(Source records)
┄┄┄┄┄┄┄┄┄┄
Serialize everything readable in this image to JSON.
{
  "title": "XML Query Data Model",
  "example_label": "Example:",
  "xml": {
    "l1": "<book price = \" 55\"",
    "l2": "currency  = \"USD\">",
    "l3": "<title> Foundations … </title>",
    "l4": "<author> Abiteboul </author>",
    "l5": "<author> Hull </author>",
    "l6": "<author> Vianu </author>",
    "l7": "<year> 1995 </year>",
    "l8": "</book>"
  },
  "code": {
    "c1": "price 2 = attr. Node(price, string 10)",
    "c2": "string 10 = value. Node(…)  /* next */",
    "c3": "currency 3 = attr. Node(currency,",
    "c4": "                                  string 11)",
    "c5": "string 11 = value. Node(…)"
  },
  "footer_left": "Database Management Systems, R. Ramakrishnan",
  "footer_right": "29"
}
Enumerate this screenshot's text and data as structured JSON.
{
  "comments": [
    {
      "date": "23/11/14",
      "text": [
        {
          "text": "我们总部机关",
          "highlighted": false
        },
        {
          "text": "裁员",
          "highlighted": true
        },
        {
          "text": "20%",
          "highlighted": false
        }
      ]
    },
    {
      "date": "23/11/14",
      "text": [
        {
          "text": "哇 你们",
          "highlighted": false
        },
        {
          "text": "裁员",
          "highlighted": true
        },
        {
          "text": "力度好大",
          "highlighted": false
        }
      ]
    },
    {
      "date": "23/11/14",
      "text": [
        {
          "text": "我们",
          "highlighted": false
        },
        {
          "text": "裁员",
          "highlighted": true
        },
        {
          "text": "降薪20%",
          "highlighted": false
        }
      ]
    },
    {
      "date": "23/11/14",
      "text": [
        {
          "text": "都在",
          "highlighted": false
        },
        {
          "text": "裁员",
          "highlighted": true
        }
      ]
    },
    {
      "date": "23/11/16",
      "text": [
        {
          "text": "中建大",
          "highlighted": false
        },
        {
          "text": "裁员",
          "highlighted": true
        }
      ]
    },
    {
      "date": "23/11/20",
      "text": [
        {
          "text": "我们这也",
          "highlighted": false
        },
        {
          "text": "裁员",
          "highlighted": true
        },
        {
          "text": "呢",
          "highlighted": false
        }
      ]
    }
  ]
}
┄┄┄┄┄┄┄┄┄┄
*Exercise requirements:*
Output the full listing exactly as it stands.

*Full solution:*
Serialize everything readable in this image to JSON.
{
  "title": "XML Query Data Model",
  "example_label": "Example:",
  "xml": {
    "l1": "<book price = \" 55\"",
    "l2": "currency  = \"USD\">",
    "l3": "<title> Foundations … </title>",
    "l4": "<author> Abiteboul </author>",
    "l5": "<author> Hull </author>",
    "l6": "<author> Vianu </author>",
    "l7": "<year> 1995 </year>",
    "l8": "</book>"
  },
  "code": {
    "c1": "price 2 = attr. Node(price, string 10)",
    "c2": "string 10 = value. Node(…)  /* next */",
    "c3": "currency 3 = attr. Node(currency,",
    "c4": "                                  string 11)",
    "c5": "string 11 = value. Node(…)"
  },
  "footer_left": "Database Management Systems, R. Ramakrishnan",
  "footer_right": "29"
}
Enumerate this screenshot's text and data as structured JSON.
{
  "comments": [
    {
      "date": "23/11/14",
      "text": [
        {
          "text": "我们总部机关",
          "highlighted": false
        },
        {
          "text": "裁员",
          "highlighted": true
        },
        {
          "text": "20%",
          "highlighted": false
        }
      ]
    },
    {
      "date": "23/11/14",
      "text": [
        {
          "text": "哇 你们",
          "highlighted": false
        },
        {
          "text": "裁员",
          "highlighted": true
        },
        {
          "text": "力度好大",
          "highlighted": false
        }
      ]
    },
    {
      "date": "23/11/14",
      "text": [
        {
          "text": "我们",
          "highlighted": false
        },
        {
          "text": "裁员",
          "highlighted": true
        },
        {
          "text": "降薪20%",
          "highlighted": false
        }
      ]
    },
    {
      "date": "23/11/14",
      "text": [
        {
          "text": "都在",
          "highlighted": false
        },
        {
          "text": "裁员",
          "highlighted": true
        }
      ]
    },
    {
      "date": "23/11/16",
      "text": [
        {
          "text": "中建大",
          "highlighted": false
        },
        {
          "text": "裁员",
          "highlighted": true
        }
      ]
    },
    {
      "date": "23/11/20",
      "text": [
        {
          "text": "我们这也",
          "highlighted": false
        },
        {
          "text": "裁员",
          "highlighted": true
        },
        {
          "text": "呢",
          "highlighted": false
        }
      ]
    }
  ]
}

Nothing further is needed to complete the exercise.